Without the pictures, copy the entries below word for word.
"""
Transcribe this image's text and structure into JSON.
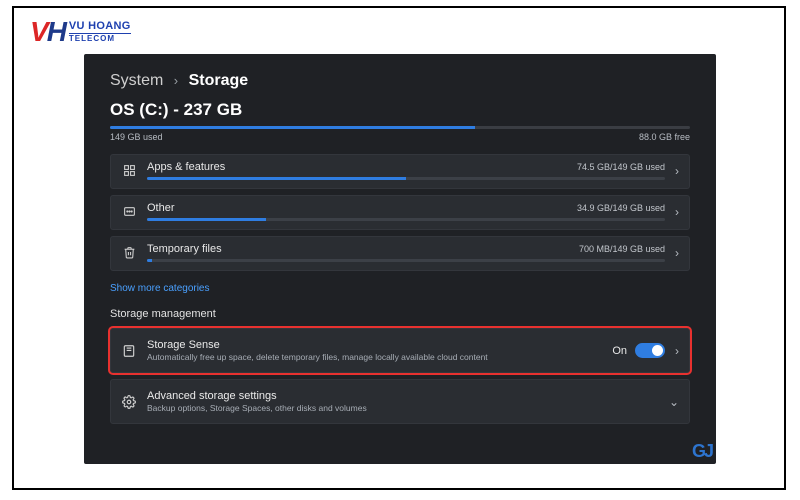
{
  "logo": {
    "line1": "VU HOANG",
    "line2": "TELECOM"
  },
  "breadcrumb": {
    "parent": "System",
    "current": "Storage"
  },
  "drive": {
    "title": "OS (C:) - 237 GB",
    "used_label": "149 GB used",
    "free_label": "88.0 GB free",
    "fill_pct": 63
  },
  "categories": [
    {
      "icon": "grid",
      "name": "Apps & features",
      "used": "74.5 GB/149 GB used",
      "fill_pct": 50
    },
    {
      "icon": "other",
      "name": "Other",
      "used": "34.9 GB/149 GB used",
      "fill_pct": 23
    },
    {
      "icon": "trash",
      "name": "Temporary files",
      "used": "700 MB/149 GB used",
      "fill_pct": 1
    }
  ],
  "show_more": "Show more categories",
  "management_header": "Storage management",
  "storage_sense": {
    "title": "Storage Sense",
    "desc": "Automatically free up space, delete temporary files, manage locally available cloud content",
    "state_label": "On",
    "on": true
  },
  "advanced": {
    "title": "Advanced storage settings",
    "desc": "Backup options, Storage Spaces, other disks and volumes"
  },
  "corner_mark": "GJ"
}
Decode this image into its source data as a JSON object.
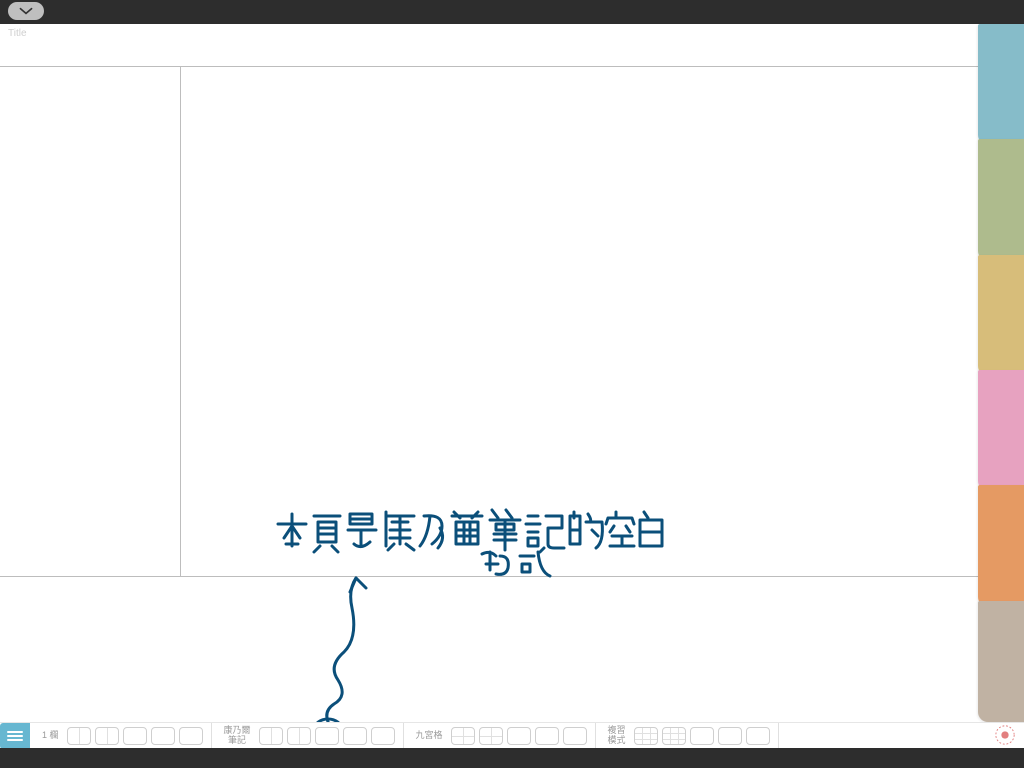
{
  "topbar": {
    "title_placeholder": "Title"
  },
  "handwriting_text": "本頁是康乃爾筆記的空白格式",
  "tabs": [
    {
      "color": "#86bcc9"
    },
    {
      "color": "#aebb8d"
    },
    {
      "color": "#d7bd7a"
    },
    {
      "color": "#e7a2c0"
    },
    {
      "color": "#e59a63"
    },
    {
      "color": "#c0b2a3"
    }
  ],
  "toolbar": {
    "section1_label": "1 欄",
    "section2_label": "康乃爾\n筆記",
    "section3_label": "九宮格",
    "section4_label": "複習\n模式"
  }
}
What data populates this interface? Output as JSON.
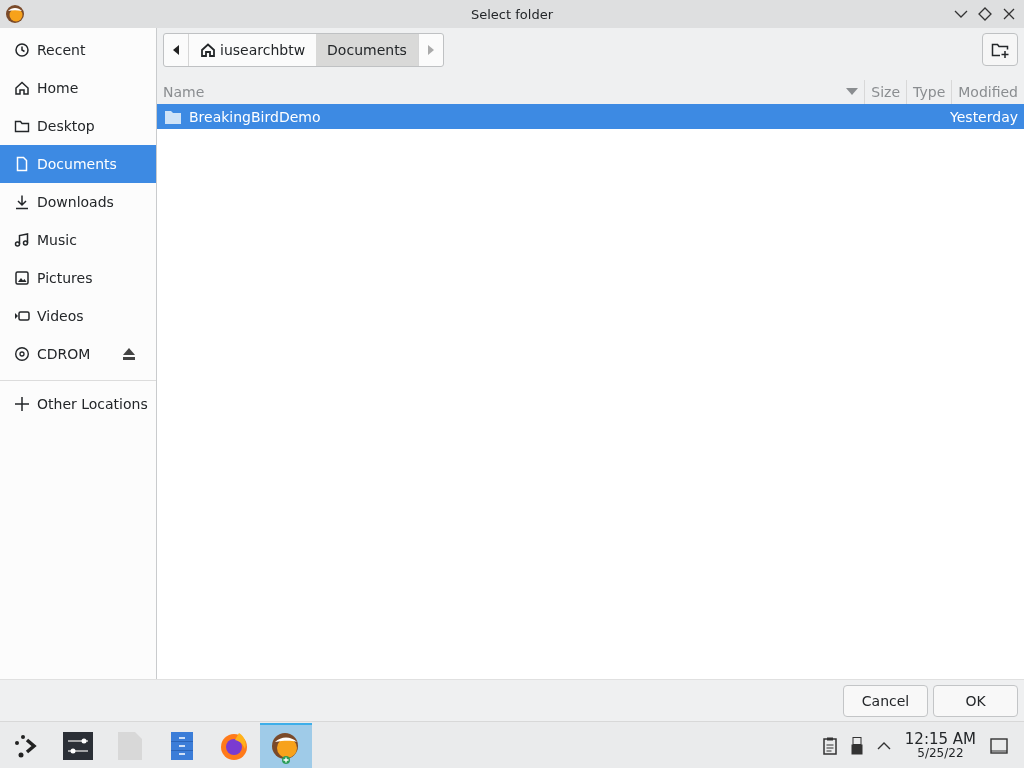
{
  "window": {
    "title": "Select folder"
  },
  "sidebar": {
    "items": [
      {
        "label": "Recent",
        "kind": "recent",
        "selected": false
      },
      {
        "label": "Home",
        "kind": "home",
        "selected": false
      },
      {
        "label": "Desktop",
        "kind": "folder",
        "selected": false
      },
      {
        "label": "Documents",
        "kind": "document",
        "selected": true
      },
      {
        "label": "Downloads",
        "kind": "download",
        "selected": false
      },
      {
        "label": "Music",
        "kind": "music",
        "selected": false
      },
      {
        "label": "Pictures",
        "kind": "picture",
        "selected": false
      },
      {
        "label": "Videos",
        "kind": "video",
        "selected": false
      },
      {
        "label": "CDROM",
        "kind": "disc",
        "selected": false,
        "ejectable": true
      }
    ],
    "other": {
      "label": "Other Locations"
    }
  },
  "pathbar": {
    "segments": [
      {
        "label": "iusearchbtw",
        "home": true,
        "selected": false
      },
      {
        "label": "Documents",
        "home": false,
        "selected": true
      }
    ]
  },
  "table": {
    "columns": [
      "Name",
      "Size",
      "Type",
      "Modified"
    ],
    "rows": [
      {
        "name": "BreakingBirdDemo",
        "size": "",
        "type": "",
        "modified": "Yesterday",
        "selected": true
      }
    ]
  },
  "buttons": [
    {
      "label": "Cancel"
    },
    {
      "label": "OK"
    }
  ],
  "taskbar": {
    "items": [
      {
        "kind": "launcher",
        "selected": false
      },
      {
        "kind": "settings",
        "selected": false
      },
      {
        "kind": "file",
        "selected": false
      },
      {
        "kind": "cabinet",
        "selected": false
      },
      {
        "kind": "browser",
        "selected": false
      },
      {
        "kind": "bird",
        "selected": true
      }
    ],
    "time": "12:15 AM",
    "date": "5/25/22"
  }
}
"""
• Answer for this exercise:
Transcribe this image's text and structure into JSON.
{
  "logo": {
    "line1": "VU HOANG",
    "line2": "TELECOM"
  },
  "breadcrumb": {
    "parent": "System",
    "current": "Storage"
  },
  "drive": {
    "title": "OS (C:) - 237 GB",
    "used_label": "149 GB used",
    "free_label": "88.0 GB free",
    "fill_pct": 63
  },
  "categories": [
    {
      "icon": "grid",
      "name": "Apps & features",
      "used": "74.5 GB/149 GB used",
      "fill_pct": 50
    },
    {
      "icon": "other",
      "name": "Other",
      "used": "34.9 GB/149 GB used",
      "fill_pct": 23
    },
    {
      "icon": "trash",
      "name": "Temporary files",
      "used": "700 MB/149 GB used",
      "fill_pct": 1
    }
  ],
  "show_more": "Show more categories",
  "management_header": "Storage management",
  "storage_sense": {
    "title": "Storage Sense",
    "desc": "Automatically free up space, delete temporary files, manage locally available cloud content",
    "state_label": "On",
    "on": true
  },
  "advanced": {
    "title": "Advanced storage settings",
    "desc": "Backup options, Storage Spaces, other disks and volumes"
  },
  "corner_mark": "GJ"
}
Decode this image into its source data as a JSON object.
{
  "topbar": {
    "title_placeholder": "Title"
  },
  "handwriting_text": "本頁是康乃爾筆記的空白格式",
  "tabs": [
    {
      "color": "#86bcc9"
    },
    {
      "color": "#aebb8d"
    },
    {
      "color": "#d7bd7a"
    },
    {
      "color": "#e7a2c0"
    },
    {
      "color": "#e59a63"
    },
    {
      "color": "#c0b2a3"
    }
  ],
  "toolbar": {
    "section1_label": "1 欄",
    "section2_label": "康乃爾\n筆記",
    "section3_label": "九宮格",
    "section4_label": "複習\n模式"
  }
}
What data populates this interface? Output as JSON.
{
  "window": {
    "title": "Select folder"
  },
  "sidebar": {
    "items": [
      {
        "label": "Recent",
        "kind": "recent",
        "selected": false
      },
      {
        "label": "Home",
        "kind": "home",
        "selected": false
      },
      {
        "label": "Desktop",
        "kind": "folder",
        "selected": false
      },
      {
        "label": "Documents",
        "kind": "document",
        "selected": true
      },
      {
        "label": "Downloads",
        "kind": "download",
        "selected": false
      },
      {
        "label": "Music",
        "kind": "music",
        "selected": false
      },
      {
        "label": "Pictures",
        "kind": "picture",
        "selected": false
      },
      {
        "label": "Videos",
        "kind": "video",
        "selected": false
      },
      {
        "label": "CDROM",
        "kind": "disc",
        "selected": false,
        "ejectable": true
      }
    ],
    "other": {
      "label": "Other Locations"
    }
  },
  "pathbar": {
    "segments": [
      {
        "label": "iusearchbtw",
        "home": true,
        "selected": false
      },
      {
        "label": "Documents",
        "home": false,
        "selected": true
      }
    ]
  },
  "table": {
    "columns": [
      "Name",
      "Size",
      "Type",
      "Modified"
    ],
    "rows": [
      {
        "name": "BreakingBirdDemo",
        "size": "",
        "type": "",
        "modified": "Yesterday",
        "selected": true
      }
    ]
  },
  "buttons": [
    {
      "label": "Cancel"
    },
    {
      "label": "OK"
    }
  ],
  "taskbar": {
    "items": [
      {
        "kind": "launcher",
        "selected": false
      },
      {
        "kind": "settings",
        "selected": false
      },
      {
        "kind": "file",
        "selected": false
      },
      {
        "kind": "cabinet",
        "selected": false
      },
      {
        "kind": "browser",
        "selected": false
      },
      {
        "kind": "bird",
        "selected": true
      }
    ],
    "time": "12:15 AM",
    "date": "5/25/22"
  }
}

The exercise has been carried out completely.